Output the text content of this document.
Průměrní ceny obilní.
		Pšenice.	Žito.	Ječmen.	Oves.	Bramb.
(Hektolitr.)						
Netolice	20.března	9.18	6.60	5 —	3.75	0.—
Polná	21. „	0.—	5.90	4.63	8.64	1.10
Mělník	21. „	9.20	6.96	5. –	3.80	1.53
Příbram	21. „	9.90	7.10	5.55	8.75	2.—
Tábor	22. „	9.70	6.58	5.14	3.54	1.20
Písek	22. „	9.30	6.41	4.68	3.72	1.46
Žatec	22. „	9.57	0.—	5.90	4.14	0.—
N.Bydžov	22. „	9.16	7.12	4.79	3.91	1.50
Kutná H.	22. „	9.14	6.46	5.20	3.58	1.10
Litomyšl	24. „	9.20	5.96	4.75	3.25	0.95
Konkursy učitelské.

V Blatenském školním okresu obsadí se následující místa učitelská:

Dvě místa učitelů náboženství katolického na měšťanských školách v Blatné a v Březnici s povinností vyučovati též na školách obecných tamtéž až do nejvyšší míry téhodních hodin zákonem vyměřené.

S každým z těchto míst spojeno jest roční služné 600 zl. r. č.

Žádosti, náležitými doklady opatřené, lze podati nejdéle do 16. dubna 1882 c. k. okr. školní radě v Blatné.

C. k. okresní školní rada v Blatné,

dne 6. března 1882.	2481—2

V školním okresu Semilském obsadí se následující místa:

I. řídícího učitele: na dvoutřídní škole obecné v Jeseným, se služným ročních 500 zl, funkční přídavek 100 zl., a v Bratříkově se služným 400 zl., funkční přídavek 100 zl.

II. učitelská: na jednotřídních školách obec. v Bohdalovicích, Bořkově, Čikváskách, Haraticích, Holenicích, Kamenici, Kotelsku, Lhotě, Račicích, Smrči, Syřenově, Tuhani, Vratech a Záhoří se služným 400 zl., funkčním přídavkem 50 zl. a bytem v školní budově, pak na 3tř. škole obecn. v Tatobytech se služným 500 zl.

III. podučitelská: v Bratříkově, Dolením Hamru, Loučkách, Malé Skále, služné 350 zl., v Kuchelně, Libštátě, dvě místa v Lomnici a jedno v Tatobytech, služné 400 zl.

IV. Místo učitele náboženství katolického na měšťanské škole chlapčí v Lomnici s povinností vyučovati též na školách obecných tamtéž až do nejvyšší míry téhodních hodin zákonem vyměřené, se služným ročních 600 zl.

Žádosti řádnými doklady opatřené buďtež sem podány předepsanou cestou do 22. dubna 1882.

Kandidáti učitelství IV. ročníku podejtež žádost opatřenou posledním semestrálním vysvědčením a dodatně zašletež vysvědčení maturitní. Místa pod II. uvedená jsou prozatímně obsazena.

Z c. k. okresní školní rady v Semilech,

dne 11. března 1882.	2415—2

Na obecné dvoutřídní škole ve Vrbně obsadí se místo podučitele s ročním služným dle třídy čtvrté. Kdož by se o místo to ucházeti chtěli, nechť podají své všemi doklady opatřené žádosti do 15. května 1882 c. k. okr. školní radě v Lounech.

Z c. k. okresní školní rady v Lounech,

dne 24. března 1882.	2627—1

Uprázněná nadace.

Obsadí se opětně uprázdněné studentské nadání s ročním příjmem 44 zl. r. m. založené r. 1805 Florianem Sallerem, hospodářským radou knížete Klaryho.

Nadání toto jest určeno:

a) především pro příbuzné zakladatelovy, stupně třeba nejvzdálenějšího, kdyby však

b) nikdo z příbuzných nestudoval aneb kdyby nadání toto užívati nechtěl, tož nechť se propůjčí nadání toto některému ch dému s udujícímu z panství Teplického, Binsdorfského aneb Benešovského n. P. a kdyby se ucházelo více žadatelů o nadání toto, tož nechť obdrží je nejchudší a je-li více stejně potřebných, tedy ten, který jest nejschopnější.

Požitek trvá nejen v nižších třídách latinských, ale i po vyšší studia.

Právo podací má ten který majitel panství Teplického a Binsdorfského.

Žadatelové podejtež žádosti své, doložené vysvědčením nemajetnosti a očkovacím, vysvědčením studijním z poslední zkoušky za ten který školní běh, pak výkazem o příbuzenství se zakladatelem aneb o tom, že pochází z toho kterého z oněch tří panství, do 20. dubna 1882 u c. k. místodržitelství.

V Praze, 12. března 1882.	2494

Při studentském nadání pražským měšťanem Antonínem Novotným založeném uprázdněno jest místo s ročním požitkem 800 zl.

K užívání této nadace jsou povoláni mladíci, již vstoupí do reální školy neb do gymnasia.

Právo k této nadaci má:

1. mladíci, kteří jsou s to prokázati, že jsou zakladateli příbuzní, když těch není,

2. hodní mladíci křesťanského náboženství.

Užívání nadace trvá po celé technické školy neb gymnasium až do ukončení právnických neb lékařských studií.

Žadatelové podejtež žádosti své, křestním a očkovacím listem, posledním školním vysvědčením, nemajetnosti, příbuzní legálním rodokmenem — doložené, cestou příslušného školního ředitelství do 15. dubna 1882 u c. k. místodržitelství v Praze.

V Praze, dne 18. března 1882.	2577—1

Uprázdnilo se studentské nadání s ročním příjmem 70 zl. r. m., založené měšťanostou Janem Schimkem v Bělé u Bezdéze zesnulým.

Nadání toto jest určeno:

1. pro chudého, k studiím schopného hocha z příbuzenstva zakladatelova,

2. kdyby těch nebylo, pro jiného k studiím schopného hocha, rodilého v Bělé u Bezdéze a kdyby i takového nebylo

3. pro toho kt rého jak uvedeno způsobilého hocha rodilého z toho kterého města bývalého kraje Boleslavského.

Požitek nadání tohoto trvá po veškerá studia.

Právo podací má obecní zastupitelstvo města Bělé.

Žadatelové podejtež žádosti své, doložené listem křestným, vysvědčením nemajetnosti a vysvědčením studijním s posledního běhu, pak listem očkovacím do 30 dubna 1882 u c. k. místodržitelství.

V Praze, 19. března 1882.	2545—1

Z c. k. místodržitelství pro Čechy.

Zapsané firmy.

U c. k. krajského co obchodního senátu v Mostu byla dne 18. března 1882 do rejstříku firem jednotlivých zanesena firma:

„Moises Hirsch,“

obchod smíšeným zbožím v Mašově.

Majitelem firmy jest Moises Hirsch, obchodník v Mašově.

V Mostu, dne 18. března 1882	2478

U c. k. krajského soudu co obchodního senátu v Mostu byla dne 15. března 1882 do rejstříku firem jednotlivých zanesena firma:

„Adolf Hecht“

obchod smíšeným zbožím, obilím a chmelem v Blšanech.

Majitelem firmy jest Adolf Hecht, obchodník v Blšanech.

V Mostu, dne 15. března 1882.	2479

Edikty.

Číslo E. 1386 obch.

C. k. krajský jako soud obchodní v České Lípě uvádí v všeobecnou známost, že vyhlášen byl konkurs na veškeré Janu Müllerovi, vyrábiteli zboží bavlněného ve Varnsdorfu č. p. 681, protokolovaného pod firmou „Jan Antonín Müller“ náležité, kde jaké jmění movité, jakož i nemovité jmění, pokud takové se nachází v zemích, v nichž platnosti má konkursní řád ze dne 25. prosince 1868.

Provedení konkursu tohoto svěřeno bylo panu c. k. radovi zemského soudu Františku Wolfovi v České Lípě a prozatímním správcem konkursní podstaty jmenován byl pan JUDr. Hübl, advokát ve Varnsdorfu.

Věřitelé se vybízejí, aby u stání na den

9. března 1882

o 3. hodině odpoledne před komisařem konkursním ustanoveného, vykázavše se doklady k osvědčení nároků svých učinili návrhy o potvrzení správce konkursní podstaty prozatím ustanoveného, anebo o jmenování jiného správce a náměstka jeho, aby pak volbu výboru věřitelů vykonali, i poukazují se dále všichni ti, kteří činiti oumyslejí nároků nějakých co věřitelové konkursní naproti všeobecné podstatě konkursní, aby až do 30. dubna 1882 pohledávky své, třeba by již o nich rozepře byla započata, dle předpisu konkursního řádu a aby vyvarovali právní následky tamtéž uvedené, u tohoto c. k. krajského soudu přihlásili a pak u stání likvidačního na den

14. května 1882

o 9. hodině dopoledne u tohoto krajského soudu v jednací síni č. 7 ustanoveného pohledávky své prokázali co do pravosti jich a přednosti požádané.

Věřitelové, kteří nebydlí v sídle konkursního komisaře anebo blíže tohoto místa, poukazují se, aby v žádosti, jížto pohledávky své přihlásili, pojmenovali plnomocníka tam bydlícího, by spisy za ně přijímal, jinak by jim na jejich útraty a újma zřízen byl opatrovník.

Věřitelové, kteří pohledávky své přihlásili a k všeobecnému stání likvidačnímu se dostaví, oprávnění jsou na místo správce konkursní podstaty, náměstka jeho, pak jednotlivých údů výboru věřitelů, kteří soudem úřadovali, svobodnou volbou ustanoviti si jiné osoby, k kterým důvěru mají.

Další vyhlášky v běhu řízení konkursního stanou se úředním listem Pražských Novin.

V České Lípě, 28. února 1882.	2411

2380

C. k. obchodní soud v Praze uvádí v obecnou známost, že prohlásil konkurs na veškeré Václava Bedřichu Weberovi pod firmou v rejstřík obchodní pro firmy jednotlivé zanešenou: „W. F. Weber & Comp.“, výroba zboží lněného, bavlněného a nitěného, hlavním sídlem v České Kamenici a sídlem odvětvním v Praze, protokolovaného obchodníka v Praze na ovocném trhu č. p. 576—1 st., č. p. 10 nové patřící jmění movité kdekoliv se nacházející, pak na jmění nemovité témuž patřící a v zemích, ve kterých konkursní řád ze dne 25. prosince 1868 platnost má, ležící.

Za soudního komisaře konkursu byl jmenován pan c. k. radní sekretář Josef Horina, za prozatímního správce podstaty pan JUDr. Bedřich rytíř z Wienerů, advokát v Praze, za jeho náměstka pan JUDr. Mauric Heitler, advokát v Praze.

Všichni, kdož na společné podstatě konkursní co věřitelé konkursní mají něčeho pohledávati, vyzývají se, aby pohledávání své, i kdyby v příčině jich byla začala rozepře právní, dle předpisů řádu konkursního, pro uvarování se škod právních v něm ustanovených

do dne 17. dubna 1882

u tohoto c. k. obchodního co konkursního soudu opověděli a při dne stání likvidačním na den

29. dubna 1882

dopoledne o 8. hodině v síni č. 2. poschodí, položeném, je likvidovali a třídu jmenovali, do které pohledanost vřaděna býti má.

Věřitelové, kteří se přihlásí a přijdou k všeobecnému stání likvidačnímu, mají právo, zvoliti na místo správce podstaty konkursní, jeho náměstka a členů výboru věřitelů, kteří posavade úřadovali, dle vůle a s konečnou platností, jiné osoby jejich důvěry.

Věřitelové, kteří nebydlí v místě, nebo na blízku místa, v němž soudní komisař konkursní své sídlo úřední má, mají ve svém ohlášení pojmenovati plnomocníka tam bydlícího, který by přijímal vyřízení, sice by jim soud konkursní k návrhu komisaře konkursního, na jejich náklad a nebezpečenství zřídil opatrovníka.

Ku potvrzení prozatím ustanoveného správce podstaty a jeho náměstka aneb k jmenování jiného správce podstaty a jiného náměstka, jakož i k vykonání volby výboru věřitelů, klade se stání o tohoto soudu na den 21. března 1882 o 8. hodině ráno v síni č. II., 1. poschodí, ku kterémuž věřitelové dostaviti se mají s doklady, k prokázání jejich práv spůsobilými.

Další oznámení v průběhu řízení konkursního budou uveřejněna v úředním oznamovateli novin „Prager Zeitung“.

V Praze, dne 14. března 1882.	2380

| Task to carry out |
From the records above, pick out and copy each line holding the word "vyučovati".

| Output for this exercise |
Dvě místa učitelů náboženství katolického na měšťanských školách v Blatné a v Březnici s povinností vyučovati též na školách obecných tamtéž až do nejvyšší míry téhodních hodin zákonem vyměřené.
IV. Místo učitele náboženství katolického na měšťanské škole chlapčí v Lomnici s povinností vyučovati též na školách obecných tamtéž až do nejvyšší míry téhodních hodin zákonem vyměřené, se služným ročních 600 zl.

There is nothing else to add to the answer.